Short task
Each line of the listing that contains the word "error" is to be copied.

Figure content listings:
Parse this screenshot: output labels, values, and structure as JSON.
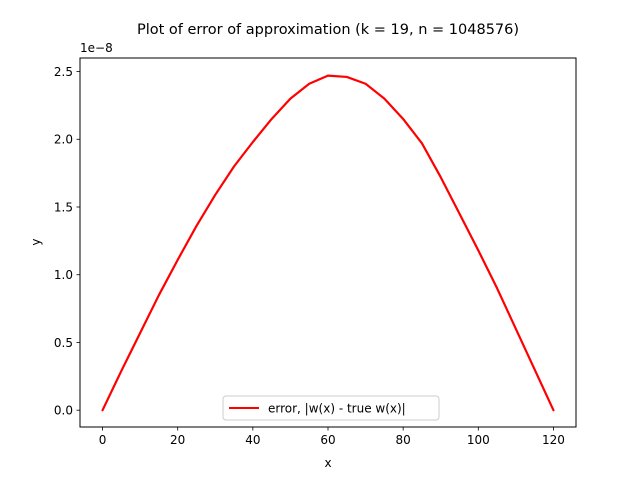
{
  "chart_data": {
    "type": "line",
    "title": "Plot of error of approximation (k = 19, n = 1048576)",
    "xlabel": "x",
    "ylabel": "y",
    "offset_text": "1e−8",
    "xlim": [
      -6,
      126
    ],
    "ylim": [
      -0.124,
      2.6
    ],
    "xticks": [
      0,
      20,
      40,
      60,
      80,
      100,
      120
    ],
    "xtick_labels": [
      "0",
      "20",
      "40",
      "60",
      "80",
      "100",
      "120"
    ],
    "yticks": [
      0.0,
      0.5,
      1.0,
      1.5,
      2.0,
      2.5
    ],
    "ytick_labels": [
      "0.0",
      "0.5",
      "1.0",
      "1.5",
      "2.0",
      "2.5"
    ],
    "grid": false,
    "legend_location": "lower center",
    "series": [
      {
        "name": "error, |w(x) - true w(x)|",
        "color": "#ff0000",
        "x": [
          0,
          5,
          10,
          15,
          20,
          25,
          30,
          35,
          40,
          45,
          50,
          55,
          60,
          65,
          70,
          75,
          80,
          85,
          90,
          95,
          100,
          105,
          110,
          115,
          120
        ],
        "y": [
          0.0,
          0.29,
          0.57,
          0.85,
          1.11,
          1.36,
          1.59,
          1.8,
          1.98,
          2.15,
          2.3,
          2.41,
          2.47,
          2.46,
          2.41,
          2.3,
          2.15,
          1.97,
          1.72,
          1.45,
          1.18,
          0.9,
          0.6,
          0.3,
          0.0
        ]
      }
    ]
  }
}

Task result
    "title": "Plot of error of approximation (k = 19, n = 1048576)",
        "name": "error, |w(x) - true w(x)|",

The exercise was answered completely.